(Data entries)
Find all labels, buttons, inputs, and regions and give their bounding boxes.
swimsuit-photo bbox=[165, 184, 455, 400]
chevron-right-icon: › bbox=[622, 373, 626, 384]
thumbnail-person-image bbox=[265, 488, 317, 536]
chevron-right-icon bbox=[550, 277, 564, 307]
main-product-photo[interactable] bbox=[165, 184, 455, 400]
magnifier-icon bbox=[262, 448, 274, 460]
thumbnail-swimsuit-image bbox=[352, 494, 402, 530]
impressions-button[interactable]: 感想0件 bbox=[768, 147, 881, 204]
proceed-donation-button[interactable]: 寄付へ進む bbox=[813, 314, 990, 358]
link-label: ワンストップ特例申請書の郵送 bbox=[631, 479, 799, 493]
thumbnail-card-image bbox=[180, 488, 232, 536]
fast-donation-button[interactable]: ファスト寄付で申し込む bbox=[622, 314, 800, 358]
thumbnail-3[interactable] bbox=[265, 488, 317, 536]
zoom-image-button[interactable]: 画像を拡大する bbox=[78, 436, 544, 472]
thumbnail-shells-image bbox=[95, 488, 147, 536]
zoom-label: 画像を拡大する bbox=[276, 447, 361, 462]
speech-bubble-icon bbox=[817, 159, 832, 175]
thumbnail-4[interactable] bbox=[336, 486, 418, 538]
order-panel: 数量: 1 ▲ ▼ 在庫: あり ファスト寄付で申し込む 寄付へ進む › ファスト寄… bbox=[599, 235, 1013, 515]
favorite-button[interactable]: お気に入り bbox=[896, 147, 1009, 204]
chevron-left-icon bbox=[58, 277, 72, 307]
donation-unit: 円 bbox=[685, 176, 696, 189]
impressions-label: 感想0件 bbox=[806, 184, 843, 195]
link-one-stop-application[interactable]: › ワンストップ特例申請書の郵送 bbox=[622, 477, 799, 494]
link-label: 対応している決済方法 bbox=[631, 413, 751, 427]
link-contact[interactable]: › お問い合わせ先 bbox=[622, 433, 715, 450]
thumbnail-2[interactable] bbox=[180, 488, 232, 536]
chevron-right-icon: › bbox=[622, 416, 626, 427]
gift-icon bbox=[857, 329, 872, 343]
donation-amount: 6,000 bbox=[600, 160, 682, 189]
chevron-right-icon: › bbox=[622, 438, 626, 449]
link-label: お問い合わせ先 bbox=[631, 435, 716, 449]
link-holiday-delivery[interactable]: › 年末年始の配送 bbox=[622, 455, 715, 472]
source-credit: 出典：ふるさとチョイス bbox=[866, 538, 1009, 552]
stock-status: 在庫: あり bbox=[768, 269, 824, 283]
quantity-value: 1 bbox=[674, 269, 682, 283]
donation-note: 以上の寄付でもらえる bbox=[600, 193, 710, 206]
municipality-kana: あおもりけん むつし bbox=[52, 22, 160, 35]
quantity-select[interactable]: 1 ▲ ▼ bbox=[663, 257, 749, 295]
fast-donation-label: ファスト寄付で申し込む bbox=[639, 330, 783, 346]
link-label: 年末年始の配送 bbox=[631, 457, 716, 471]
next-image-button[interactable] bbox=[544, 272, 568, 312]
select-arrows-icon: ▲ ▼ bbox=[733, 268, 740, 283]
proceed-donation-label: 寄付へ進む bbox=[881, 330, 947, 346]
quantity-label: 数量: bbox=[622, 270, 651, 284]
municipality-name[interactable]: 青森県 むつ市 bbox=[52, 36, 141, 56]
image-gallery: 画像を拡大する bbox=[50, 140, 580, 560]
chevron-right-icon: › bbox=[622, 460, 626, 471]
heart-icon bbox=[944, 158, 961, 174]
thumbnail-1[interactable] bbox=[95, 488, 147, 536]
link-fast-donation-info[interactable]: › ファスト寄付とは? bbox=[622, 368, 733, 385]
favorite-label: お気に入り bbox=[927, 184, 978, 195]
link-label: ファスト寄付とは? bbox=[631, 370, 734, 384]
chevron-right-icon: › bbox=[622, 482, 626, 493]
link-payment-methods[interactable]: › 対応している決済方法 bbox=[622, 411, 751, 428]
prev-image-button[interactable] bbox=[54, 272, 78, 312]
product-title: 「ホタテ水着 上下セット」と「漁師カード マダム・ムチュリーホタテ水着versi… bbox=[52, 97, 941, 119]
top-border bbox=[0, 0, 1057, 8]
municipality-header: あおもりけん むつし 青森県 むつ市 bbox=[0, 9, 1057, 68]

_YOUR OBJECTIVE_
Copy all of the material above verbatim, line for line, from the first line through the last.

_ANSWER_
Find all labels, buttons, inputs, and regions and give their bounding boxes.
swimsuit-photo bbox=[165, 184, 455, 400]
chevron-right-icon: › bbox=[622, 373, 626, 384]
thumbnail-person-image bbox=[265, 488, 317, 536]
chevron-right-icon bbox=[550, 277, 564, 307]
main-product-photo[interactable] bbox=[165, 184, 455, 400]
magnifier-icon bbox=[262, 448, 274, 460]
thumbnail-swimsuit-image bbox=[352, 494, 402, 530]
impressions-button[interactable]: 感想0件 bbox=[768, 147, 881, 204]
proceed-donation-button[interactable]: 寄付へ進む bbox=[813, 314, 990, 358]
link-label: ワンストップ特例申請書の郵送 bbox=[631, 479, 799, 493]
thumbnail-card-image bbox=[180, 488, 232, 536]
fast-donation-button[interactable]: ファスト寄付で申し込む bbox=[622, 314, 800, 358]
thumbnail-3[interactable] bbox=[265, 488, 317, 536]
zoom-image-button[interactable]: 画像を拡大する bbox=[78, 436, 544, 472]
thumbnail-shells-image bbox=[95, 488, 147, 536]
zoom-label: 画像を拡大する bbox=[276, 447, 361, 462]
speech-bubble-icon bbox=[817, 159, 832, 175]
thumbnail-4[interactable] bbox=[336, 486, 418, 538]
order-panel: 数量: 1 ▲ ▼ 在庫: あり ファスト寄付で申し込む 寄付へ進む › ファスト寄… bbox=[599, 235, 1013, 515]
favorite-button[interactable]: お気に入り bbox=[896, 147, 1009, 204]
chevron-left-icon bbox=[58, 277, 72, 307]
donation-unit: 円 bbox=[685, 176, 696, 189]
impressions-label: 感想0件 bbox=[806, 184, 843, 195]
link-one-stop-application[interactable]: › ワンストップ特例申請書の郵送 bbox=[622, 477, 799, 494]
link-label: 対応している決済方法 bbox=[631, 413, 751, 427]
link-contact[interactable]: › お問い合わせ先 bbox=[622, 433, 715, 450]
thumbnail-2[interactable] bbox=[180, 488, 232, 536]
chevron-right-icon: › bbox=[622, 416, 626, 427]
gift-icon bbox=[857, 329, 872, 343]
donation-amount: 6,000 bbox=[600, 160, 682, 189]
chevron-right-icon: › bbox=[622, 438, 626, 449]
link-label: お問い合わせ先 bbox=[631, 435, 716, 449]
link-holiday-delivery[interactable]: › 年末年始の配送 bbox=[622, 455, 715, 472]
source-credit: 出典：ふるさとチョイス bbox=[866, 538, 1009, 552]
stock-status: 在庫: あり bbox=[768, 269, 824, 283]
quantity-value: 1 bbox=[674, 269, 682, 283]
donation-note: 以上の寄付でもらえる bbox=[600, 193, 710, 206]
municipality-kana: あおもりけん むつし bbox=[52, 22, 160, 35]
quantity-select[interactable]: 1 ▲ ▼ bbox=[663, 257, 749, 295]
fast-donation-label: ファスト寄付で申し込む bbox=[639, 330, 783, 346]
link-label: 年末年始の配送 bbox=[631, 457, 716, 471]
next-image-button[interactable] bbox=[544, 272, 568, 312]
select-arrows-icon: ▲ ▼ bbox=[733, 268, 740, 283]
proceed-donation-label: 寄付へ進む bbox=[881, 330, 947, 346]
quantity-label: 数量: bbox=[622, 270, 651, 284]
municipality-name[interactable]: 青森県 むつ市 bbox=[52, 36, 141, 56]
image-gallery: 画像を拡大する bbox=[50, 140, 580, 560]
chevron-right-icon: › bbox=[622, 460, 626, 471]
heart-icon bbox=[944, 158, 961, 174]
thumbnail-1[interactable] bbox=[95, 488, 147, 536]
link-fast-donation-info[interactable]: › ファスト寄付とは? bbox=[622, 368, 733, 385]
favorite-label: お気に入り bbox=[927, 184, 978, 195]
link-label: ファスト寄付とは? bbox=[631, 370, 734, 384]
chevron-right-icon: › bbox=[622, 482, 626, 493]
link-payment-methods[interactable]: › 対応している決済方法 bbox=[622, 411, 751, 428]
prev-image-button[interactable] bbox=[54, 272, 78, 312]
product-title: 「ホタテ水着 上下セット」と「漁師カード マダム・ムチュリーホタテ水着versi… bbox=[52, 97, 941, 119]
top-border bbox=[0, 0, 1057, 8]
municipality-header: あおもりけん むつし 青森県 むつ市 bbox=[0, 9, 1057, 68]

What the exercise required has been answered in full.